Exercise: Every entry below should be repeated exactly; the pictures should not.

________________________

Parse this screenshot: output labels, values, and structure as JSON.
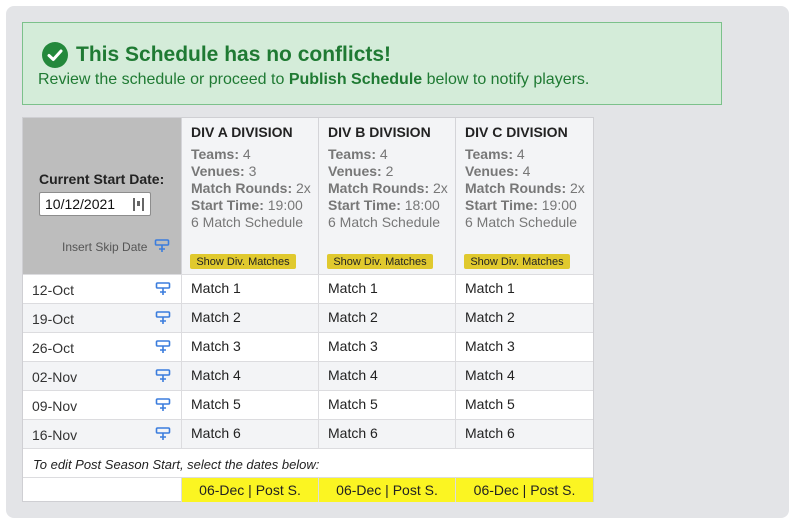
{
  "banner": {
    "title": "This Schedule has no conflicts!",
    "msg_pre": "Review the schedule or proceed to ",
    "msg_bold": "Publish Schedule",
    "msg_post": " below to notify players."
  },
  "start": {
    "label": "Current Start Date:",
    "value": "10/12/2021",
    "skip_label": "Insert Skip Date"
  },
  "info_labels": {
    "teams": "Teams:",
    "venues": "Venues:",
    "rounds": "Match Rounds:",
    "start_time": "Start Time:"
  },
  "divisions": [
    {
      "name": "DIV A DIVISION",
      "teams": "4",
      "venues": "3",
      "rounds": "2x",
      "start_time": "19:00",
      "schedule": "6 Match Schedule",
      "button": "Show Div. Matches"
    },
    {
      "name": "DIV B DIVISION",
      "teams": "4",
      "venues": "2",
      "rounds": "2x",
      "start_time": "18:00",
      "schedule": "6 Match Schedule",
      "button": "Show Div. Matches"
    },
    {
      "name": "DIV C DIVISION",
      "teams": "4",
      "venues": "4",
      "rounds": "2x",
      "start_time": "19:00",
      "schedule": "6 Match Schedule",
      "button": "Show Div. Matches"
    }
  ],
  "rows": [
    {
      "date": "12-Oct",
      "matches": [
        "Match 1",
        "Match 1",
        "Match 1"
      ]
    },
    {
      "date": "19-Oct",
      "matches": [
        "Match 2",
        "Match 2",
        "Match 2"
      ]
    },
    {
      "date": "26-Oct",
      "matches": [
        "Match 3",
        "Match 3",
        "Match 3"
      ]
    },
    {
      "date": "02-Nov",
      "matches": [
        "Match 4",
        "Match 4",
        "Match 4"
      ]
    },
    {
      "date": "09-Nov",
      "matches": [
        "Match 5",
        "Match 5",
        "Match 5"
      ]
    },
    {
      "date": "16-Nov",
      "matches": [
        "Match 6",
        "Match 6",
        "Match 6"
      ]
    }
  ],
  "post_season": {
    "note": "To edit Post Season Start, select the dates below:",
    "cells": [
      "06-Dec | Post S.",
      "06-Dec | Post S.",
      "06-Dec | Post S."
    ]
  },
  "colors": {
    "success_green": "#1f7a33",
    "banner_bg": "#d4ecd9",
    "button_yellow": "#e0c92e",
    "post_yellow": "#fbf522",
    "insert_icon_blue": "#3b7ddd"
  },
  "icons": {
    "banner": "check-circle-icon",
    "insert": "insert-row-icon",
    "date_picker": "calendar-icon"
  }
}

________________________

Exercise result:
Parse this screenshot: output labels, values, and structure as JSON.
{
  "banner": {
    "title": "This Schedule has no conflicts!",
    "msg_pre": "Review the schedule or proceed to ",
    "msg_bold": "Publish Schedule",
    "msg_post": " below to notify players."
  },
  "start": {
    "label": "Current Start Date:",
    "value": "10/12/2021",
    "skip_label": "Insert Skip Date"
  },
  "info_labels": {
    "teams": "Teams:",
    "venues": "Venues:",
    "rounds": "Match Rounds:",
    "start_time": "Start Time:"
  },
  "divisions": [
    {
      "name": "DIV A DIVISION",
      "teams": "4",
      "venues": "3",
      "rounds": "2x",
      "start_time": "19:00",
      "schedule": "6 Match Schedule",
      "button": "Show Div. Matches"
    },
    {
      "name": "DIV B DIVISION",
      "teams": "4",
      "venues": "2",
      "rounds": "2x",
      "start_time": "18:00",
      "schedule": "6 Match Schedule",
      "button": "Show Div. Matches"
    },
    {
      "name": "DIV C DIVISION",
      "teams": "4",
      "venues": "4",
      "rounds": "2x",
      "start_time": "19:00",
      "schedule": "6 Match Schedule",
      "button": "Show Div. Matches"
    }
  ],
  "rows": [
    {
      "date": "12-Oct",
      "matches": [
        "Match 1",
        "Match 1",
        "Match 1"
      ]
    },
    {
      "date": "19-Oct",
      "matches": [
        "Match 2",
        "Match 2",
        "Match 2"
      ]
    },
    {
      "date": "26-Oct",
      "matches": [
        "Match 3",
        "Match 3",
        "Match 3"
      ]
    },
    {
      "date": "02-Nov",
      "matches": [
        "Match 4",
        "Match 4",
        "Match 4"
      ]
    },
    {
      "date": "09-Nov",
      "matches": [
        "Match 5",
        "Match 5",
        "Match 5"
      ]
    },
    {
      "date": "16-Nov",
      "matches": [
        "Match 6",
        "Match 6",
        "Match 6"
      ]
    }
  ],
  "post_season": {
    "note": "To edit Post Season Start, select the dates below:",
    "cells": [
      "06-Dec | Post S.",
      "06-Dec | Post S.",
      "06-Dec | Post S."
    ]
  },
  "colors": {
    "success_green": "#1f7a33",
    "banner_bg": "#d4ecd9",
    "button_yellow": "#e0c92e",
    "post_yellow": "#fbf522",
    "insert_icon_blue": "#3b7ddd"
  },
  "icons": {
    "banner": "check-circle-icon",
    "insert": "insert-row-icon",
    "date_picker": "calendar-icon"
  }
}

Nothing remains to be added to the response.